EXERCISE PROMPT: Copy each line of the listing below exactly.

RECORDS FOR PROCESSING:
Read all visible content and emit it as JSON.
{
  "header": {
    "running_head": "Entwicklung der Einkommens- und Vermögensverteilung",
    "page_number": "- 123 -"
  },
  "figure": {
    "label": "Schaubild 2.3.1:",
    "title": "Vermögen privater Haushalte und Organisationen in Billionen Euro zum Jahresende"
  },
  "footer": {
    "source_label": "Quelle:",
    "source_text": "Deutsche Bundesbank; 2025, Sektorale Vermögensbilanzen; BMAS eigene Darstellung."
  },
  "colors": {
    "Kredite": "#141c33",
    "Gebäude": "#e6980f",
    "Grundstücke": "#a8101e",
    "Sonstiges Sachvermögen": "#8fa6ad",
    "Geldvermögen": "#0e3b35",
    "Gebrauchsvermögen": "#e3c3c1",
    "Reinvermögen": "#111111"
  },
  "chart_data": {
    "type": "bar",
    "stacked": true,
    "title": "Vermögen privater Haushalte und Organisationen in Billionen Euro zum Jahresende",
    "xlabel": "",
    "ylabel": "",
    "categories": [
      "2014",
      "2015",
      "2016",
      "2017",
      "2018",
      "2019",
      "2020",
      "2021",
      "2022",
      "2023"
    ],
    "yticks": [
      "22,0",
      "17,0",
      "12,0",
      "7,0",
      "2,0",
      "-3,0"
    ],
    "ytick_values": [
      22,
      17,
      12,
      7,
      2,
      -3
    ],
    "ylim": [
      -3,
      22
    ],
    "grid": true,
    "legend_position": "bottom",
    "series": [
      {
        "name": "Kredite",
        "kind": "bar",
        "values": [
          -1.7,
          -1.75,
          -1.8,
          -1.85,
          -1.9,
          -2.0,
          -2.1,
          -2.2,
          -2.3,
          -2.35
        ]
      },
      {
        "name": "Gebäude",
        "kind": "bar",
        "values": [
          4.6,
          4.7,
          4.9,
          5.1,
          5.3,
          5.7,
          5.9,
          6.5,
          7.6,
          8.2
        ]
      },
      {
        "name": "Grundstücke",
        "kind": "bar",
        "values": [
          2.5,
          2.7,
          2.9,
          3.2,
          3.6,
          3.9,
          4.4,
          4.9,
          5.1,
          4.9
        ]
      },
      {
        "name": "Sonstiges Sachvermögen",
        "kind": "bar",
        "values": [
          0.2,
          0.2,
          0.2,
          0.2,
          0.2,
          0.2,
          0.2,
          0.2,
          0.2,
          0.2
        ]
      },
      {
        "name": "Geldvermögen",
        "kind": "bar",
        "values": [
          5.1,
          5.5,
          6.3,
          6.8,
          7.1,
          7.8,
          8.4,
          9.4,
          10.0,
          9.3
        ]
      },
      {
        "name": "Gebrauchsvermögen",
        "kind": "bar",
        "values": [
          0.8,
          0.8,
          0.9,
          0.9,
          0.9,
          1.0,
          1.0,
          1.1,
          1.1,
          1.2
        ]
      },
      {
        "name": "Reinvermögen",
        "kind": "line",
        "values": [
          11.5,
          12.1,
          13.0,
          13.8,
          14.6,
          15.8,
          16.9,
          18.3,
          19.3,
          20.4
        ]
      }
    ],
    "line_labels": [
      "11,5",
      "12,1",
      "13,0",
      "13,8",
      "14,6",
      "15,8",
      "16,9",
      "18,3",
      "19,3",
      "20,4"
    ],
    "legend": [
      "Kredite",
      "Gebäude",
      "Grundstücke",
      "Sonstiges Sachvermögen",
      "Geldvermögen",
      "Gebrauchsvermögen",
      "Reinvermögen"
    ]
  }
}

THE COMPLETED TASK:
Read all visible content and emit it as JSON.
{
  "header": {
    "running_head": "Entwicklung der Einkommens- und Vermögensverteilung",
    "page_number": "- 123 -"
  },
  "figure": {
    "label": "Schaubild 2.3.1:",
    "title": "Vermögen privater Haushalte und Organisationen in Billionen Euro zum Jahresende"
  },
  "footer": {
    "source_label": "Quelle:",
    "source_text": "Deutsche Bundesbank; 2025, Sektorale Vermögensbilanzen; BMAS eigene Darstellung."
  },
  "colors": {
    "Kredite": "#141c33",
    "Gebäude": "#e6980f",
    "Grundstücke": "#a8101e",
    "Sonstiges Sachvermögen": "#8fa6ad",
    "Geldvermögen": "#0e3b35",
    "Gebrauchsvermögen": "#e3c3c1",
    "Reinvermögen": "#111111"
  },
  "chart_data": {
    "type": "bar",
    "stacked": true,
    "title": "Vermögen privater Haushalte und Organisationen in Billionen Euro zum Jahresende",
    "xlabel": "",
    "ylabel": "",
    "categories": [
      "2014",
      "2015",
      "2016",
      "2017",
      "2018",
      "2019",
      "2020",
      "2021",
      "2022",
      "2023"
    ],
    "yticks": [
      "22,0",
      "17,0",
      "12,0",
      "7,0",
      "2,0",
      "-3,0"
    ],
    "ytick_values": [
      22,
      17,
      12,
      7,
      2,
      -3
    ],
    "ylim": [
      -3,
      22
    ],
    "grid": true,
    "legend_position": "bottom",
    "series": [
      {
        "name": "Kredite",
        "kind": "bar",
        "values": [
          -1.7,
          -1.75,
          -1.8,
          -1.85,
          -1.9,
          -2.0,
          -2.1,
          -2.2,
          -2.3,
          -2.35
        ]
      },
      {
        "name": "Gebäude",
        "kind": "bar",
        "values": [
          4.6,
          4.7,
          4.9,
          5.1,
          5.3,
          5.7,
          5.9,
          6.5,
          7.6,
          8.2
        ]
      },
      {
        "name": "Grundstücke",
        "kind": "bar",
        "values": [
          2.5,
          2.7,
          2.9,
          3.2,
          3.6,
          3.9,
          4.4,
          4.9,
          5.1,
          4.9
        ]
      },
      {
        "name": "Sonstiges Sachvermögen",
        "kind": "bar",
        "values": [
          0.2,
          0.2,
          0.2,
          0.2,
          0.2,
          0.2,
          0.2,
          0.2,
          0.2,
          0.2
        ]
      },
      {
        "name": "Geldvermögen",
        "kind": "bar",
        "values": [
          5.1,
          5.5,
          6.3,
          6.8,
          7.1,
          7.8,
          8.4,
          9.4,
          10.0,
          9.3
        ]
      },
      {
        "name": "Gebrauchsvermögen",
        "kind": "bar",
        "values": [
          0.8,
          0.8,
          0.9,
          0.9,
          0.9,
          1.0,
          1.0,
          1.1,
          1.1,
          1.2
        ]
      },
      {
        "name": "Reinvermögen",
        "kind": "line",
        "values": [
          11.5,
          12.1,
          13.0,
          13.8,
          14.6,
          15.8,
          16.9,
          18.3,
          19.3,
          20.4
        ]
      }
    ],
    "line_labels": [
      "11,5",
      "12,1",
      "13,0",
      "13,8",
      "14,6",
      "15,8",
      "16,9",
      "18,3",
      "19,3",
      "20,4"
    ],
    "legend": [
      "Kredite",
      "Gebäude",
      "Grundstücke",
      "Sonstiges Sachvermögen",
      "Geldvermögen",
      "Gebrauchsvermögen",
      "Reinvermögen"
    ]
  }
}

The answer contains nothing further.